### Work instructions
Leave out the pictures and reproduce all of the data exactly.
## Begin Records for the exercise
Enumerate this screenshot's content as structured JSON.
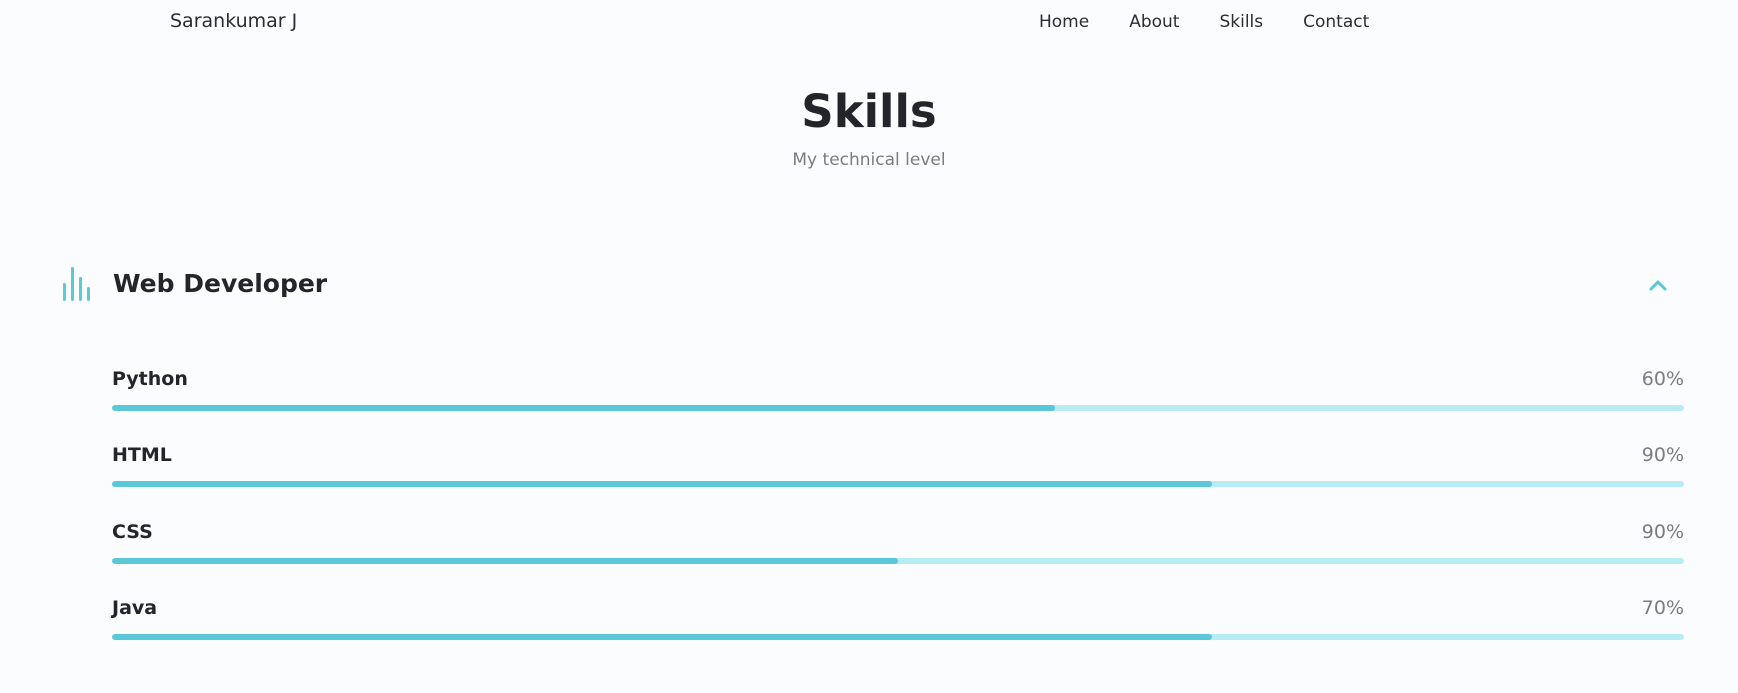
{
  "header": {
    "logo": "Sarankumar J",
    "nav": [
      "Home",
      "About",
      "Skills",
      "Contact"
    ]
  },
  "section": {
    "title": "Skills",
    "subtitle": "My technical level"
  },
  "skills_group": {
    "title": "Web Developer",
    "icon": "bar-chart-icon",
    "toggle_icon": "chevron-up-icon",
    "accent_color": "#5ac8d8",
    "track_color": "#b8ecf5",
    "items": [
      {
        "name": "Python",
        "label": "60%",
        "fill": 0.6
      },
      {
        "name": "HTML",
        "label": "90%",
        "fill": 0.7
      },
      {
        "name": "CSS",
        "label": "90%",
        "fill": 0.5
      },
      {
        "name": "Java",
        "label": "70%",
        "fill": 0.7
      }
    ]
  }
}
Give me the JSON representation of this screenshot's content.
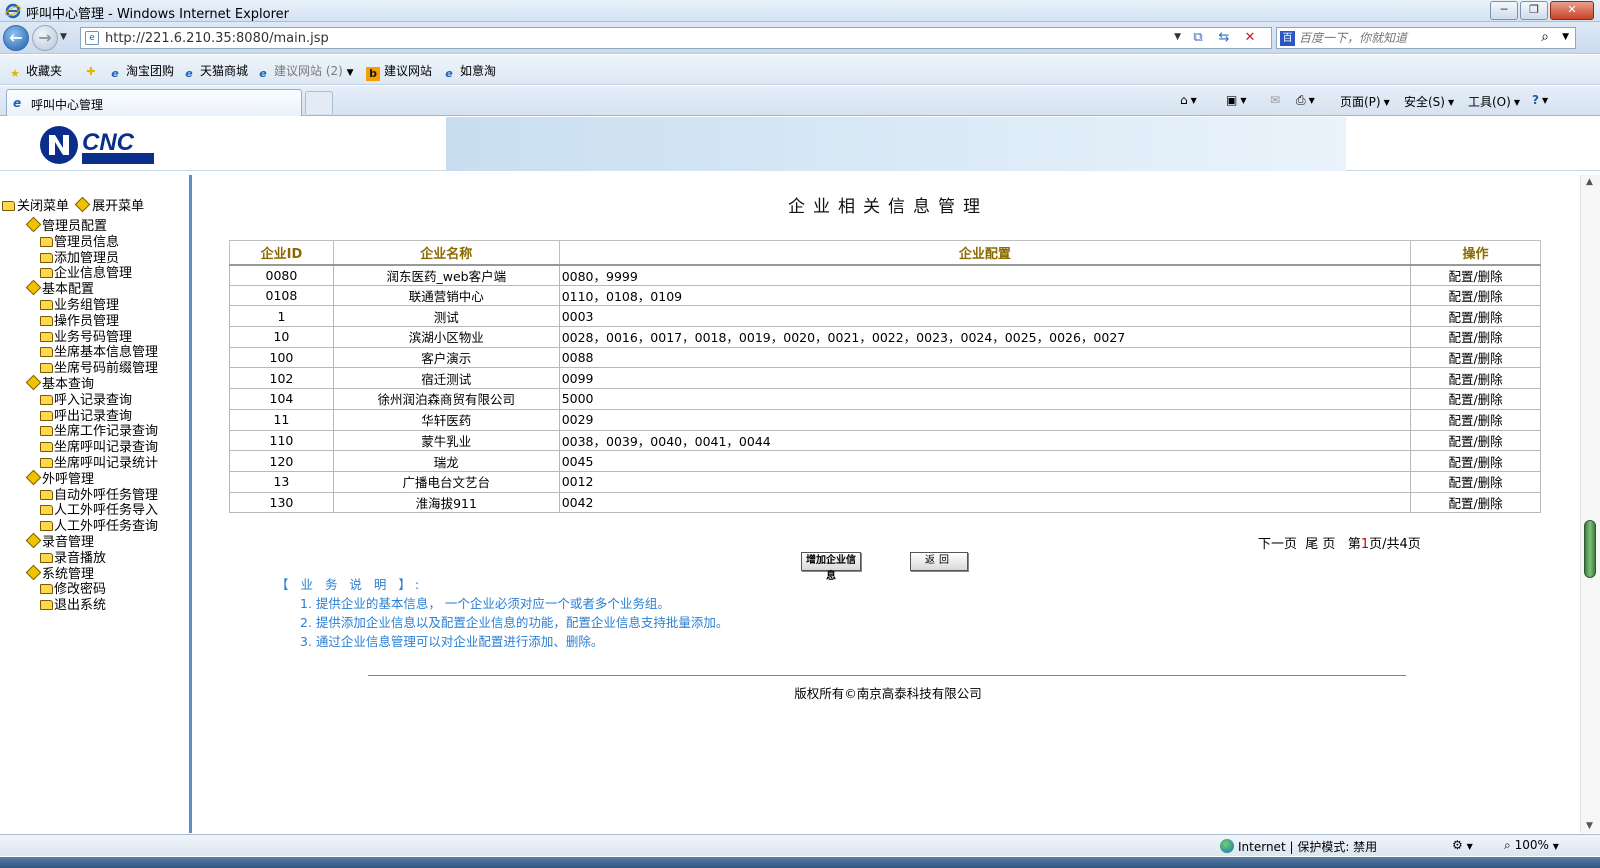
{
  "window": {
    "title": "呼叫中心管理 - Windows Internet Explorer",
    "minimize": "─",
    "restore": "❐",
    "close": "✕"
  },
  "address": {
    "url": "http://221.6.210.35:8080/main.jsp",
    "search_placeholder": "百度一下，你就知道"
  },
  "favorites": {
    "label": "收藏夹",
    "items": [
      "淘宝团购",
      "天猫商城",
      "建议网站 (2)",
      "建议网站",
      "如意淘"
    ]
  },
  "tab": {
    "label": "呼叫中心管理"
  },
  "commands": {
    "page": "页面(P)",
    "safety": "安全(S)",
    "tools": "工具(O)"
  },
  "sidebar": {
    "close_menu": "关闭菜单",
    "expand_menu": "展开菜单",
    "groups": [
      {
        "label": "管理员配置",
        "items": [
          "管理员信息",
          "添加管理员",
          "企业信息管理"
        ]
      },
      {
        "label": "基本配置",
        "items": [
          "业务组管理",
          "操作员管理",
          "业务号码管理",
          "坐席基本信息管理",
          "坐席号码前缀管理"
        ]
      },
      {
        "label": "基本查询",
        "items": [
          "呼入记录查询",
          "呼出记录查询",
          "坐席工作记录查询",
          "坐席呼叫记录查询",
          "坐席呼叫记录统计"
        ]
      },
      {
        "label": "外呼管理",
        "items": [
          "自动外呼任务管理",
          "人工外呼任务导入",
          "人工外呼任务查询"
        ]
      },
      {
        "label": "录音管理",
        "items": [
          "录音播放"
        ]
      },
      {
        "label": "系统管理",
        "items": [
          "修改密码",
          "退出系统"
        ]
      }
    ]
  },
  "main": {
    "title": "企业相关信息管理",
    "table": {
      "headers": [
        "企业ID",
        "企业名称",
        "企业配置",
        "操作"
      ],
      "rows": [
        [
          "0080",
          "润东医药_web客户端",
          "0080，9999",
          "配置/删除"
        ],
        [
          "0108",
          "联通营销中心",
          "0110，0108，0109",
          "配置/删除"
        ],
        [
          "1",
          "测试",
          "0003",
          "配置/删除"
        ],
        [
          "10",
          "滨湖小区物业",
          "0028，0016，0017，0018，0019，0020，0021，0022，0023，0024，0025，0026，0027",
          "配置/删除"
        ],
        [
          "100",
          "客户演示",
          "0088",
          "配置/删除"
        ],
        [
          "102",
          "宿迁测试",
          "0099",
          "配置/删除"
        ],
        [
          "104",
          "徐州润泊森商贸有限公司",
          "5000",
          "配置/删除"
        ],
        [
          "11",
          "华轩医药",
          "0029",
          "配置/删除"
        ],
        [
          "110",
          "蒙牛乳业",
          "0038，0039，0040，0041，0044",
          "配置/删除"
        ],
        [
          "120",
          "瑞龙",
          "0045",
          "配置/删除"
        ],
        [
          "13",
          "广播电台文艺台",
          "0012",
          "配置/删除"
        ],
        [
          "130",
          "淮海拔911",
          "0042",
          "配置/删除"
        ]
      ]
    },
    "pager": {
      "next": "下一页",
      "last": "尾 页",
      "page_prefix": "第",
      "current_page": "1",
      "page_suffix": "页/共4页"
    },
    "buttons": {
      "add": "增加企业信息",
      "back": "返回"
    },
    "notes": {
      "heading": "【 业 务 说 明 】:",
      "items": [
        "1.  提供企业的基本信息， 一个企业必须对应一个或者多个业务组。",
        "2.  提供添加企业信息以及配置企业信息的功能，配置企业信息支持批量添加。",
        "3.  通过企业信息管理可以对企业配置进行添加、删除。"
      ]
    },
    "copyright": "版权所有©南京高泰科技有限公司"
  },
  "status": {
    "zone": "Internet | 保护模式: 禁用",
    "zoom": "100%"
  },
  "colors": {
    "header_gold": "#8a6a00",
    "notes_blue": "#2a7fd4",
    "sidebar_border": "#5e8fc6"
  }
}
## End Records for the exercise
### Complete output
Enumerate this screenshot's content as structured JSON.
{
  "header": {
    "logo": "Sarankumar J",
    "nav": [
      "Home",
      "About",
      "Skills",
      "Contact"
    ]
  },
  "section": {
    "title": "Skills",
    "subtitle": "My technical level"
  },
  "skills_group": {
    "title": "Web Developer",
    "icon": "bar-chart-icon",
    "toggle_icon": "chevron-up-icon",
    "accent_color": "#5ac8d8",
    "track_color": "#b8ecf5",
    "items": [
      {
        "name": "Python",
        "label": "60%",
        "fill": 0.6
      },
      {
        "name": "HTML",
        "label": "90%",
        "fill": 0.7
      },
      {
        "name": "CSS",
        "label": "90%",
        "fill": 0.5
      },
      {
        "name": "Java",
        "label": "70%",
        "fill": 0.7
      }
    ]
  }
}
Give me the JSON representation of this screenshot's content.
{
  "window": {
    "title": "呼叫中心管理 - Windows Internet Explorer",
    "minimize": "─",
    "restore": "❐",
    "close": "✕"
  },
  "address": {
    "url": "http://221.6.210.35:8080/main.jsp",
    "search_placeholder": "百度一下，你就知道"
  },
  "favorites": {
    "label": "收藏夹",
    "items": [
      "淘宝团购",
      "天猫商城",
      "建议网站 (2)",
      "建议网站",
      "如意淘"
    ]
  },
  "tab": {
    "label": "呼叫中心管理"
  },
  "commands": {
    "page": "页面(P)",
    "safety": "安全(S)",
    "tools": "工具(O)"
  },
  "sidebar": {
    "close_menu": "关闭菜单",
    "expand_menu": "展开菜单",
    "groups": [
      {
        "label": "管理员配置",
        "items": [
          "管理员信息",
          "添加管理员",
          "企业信息管理"
        ]
      },
      {
        "label": "基本配置",
        "items": [
          "业务组管理",
          "操作员管理",
          "业务号码管理",
          "坐席基本信息管理",
          "坐席号码前缀管理"
        ]
      },
      {
        "label": "基本查询",
        "items": [
          "呼入记录查询",
          "呼出记录查询",
          "坐席工作记录查询",
          "坐席呼叫记录查询",
          "坐席呼叫记录统计"
        ]
      },
      {
        "label": "外呼管理",
        "items": [
          "自动外呼任务管理",
          "人工外呼任务导入",
          "人工外呼任务查询"
        ]
      },
      {
        "label": "录音管理",
        "items": [
          "录音播放"
        ]
      },
      {
        "label": "系统管理",
        "items": [
          "修改密码",
          "退出系统"
        ]
      }
    ]
  },
  "main": {
    "title": "企业相关信息管理",
    "table": {
      "headers": [
        "企业ID",
        "企业名称",
        "企业配置",
        "操作"
      ],
      "rows": [
        [
          "0080",
          "润东医药_web客户端",
          "0080，9999",
          "配置/删除"
        ],
        [
          "0108",
          "联通营销中心",
          "0110，0108，0109",
          "配置/删除"
        ],
        [
          "1",
          "测试",
          "0003",
          "配置/删除"
        ],
        [
          "10",
          "滨湖小区物业",
          "0028，0016，0017，0018，0019，0020，0021，0022，0023，0024，0025，0026，0027",
          "配置/删除"
        ],
        [
          "100",
          "客户演示",
          "0088",
          "配置/删除"
        ],
        [
          "102",
          "宿迁测试",
          "0099",
          "配置/删除"
        ],
        [
          "104",
          "徐州润泊森商贸有限公司",
          "5000",
          "配置/删除"
        ],
        [
          "11",
          "华轩医药",
          "0029",
          "配置/删除"
        ],
        [
          "110",
          "蒙牛乳业",
          "0038，0039，0040，0041，0044",
          "配置/删除"
        ],
        [
          "120",
          "瑞龙",
          "0045",
          "配置/删除"
        ],
        [
          "13",
          "广播电台文艺台",
          "0012",
          "配置/删除"
        ],
        [
          "130",
          "淮海拔911",
          "0042",
          "配置/删除"
        ]
      ]
    },
    "pager": {
      "next": "下一页",
      "last": "尾 页",
      "page_prefix": "第",
      "current_page": "1",
      "page_suffix": "页/共4页"
    },
    "buttons": {
      "add": "增加企业信息",
      "back": "返回"
    },
    "notes": {
      "heading": "【 业 务 说 明 】:",
      "items": [
        "1.  提供企业的基本信息， 一个企业必须对应一个或者多个业务组。",
        "2.  提供添加企业信息以及配置企业信息的功能，配置企业信息支持批量添加。",
        "3.  通过企业信息管理可以对企业配置进行添加、删除。"
      ]
    },
    "copyright": "版权所有©南京高泰科技有限公司"
  },
  "status": {
    "zone": "Internet | 保护模式: 禁用",
    "zoom": "100%"
  },
  "colors": {
    "header_gold": "#8a6a00",
    "notes_blue": "#2a7fd4",
    "sidebar_border": "#5e8fc6"
  }
}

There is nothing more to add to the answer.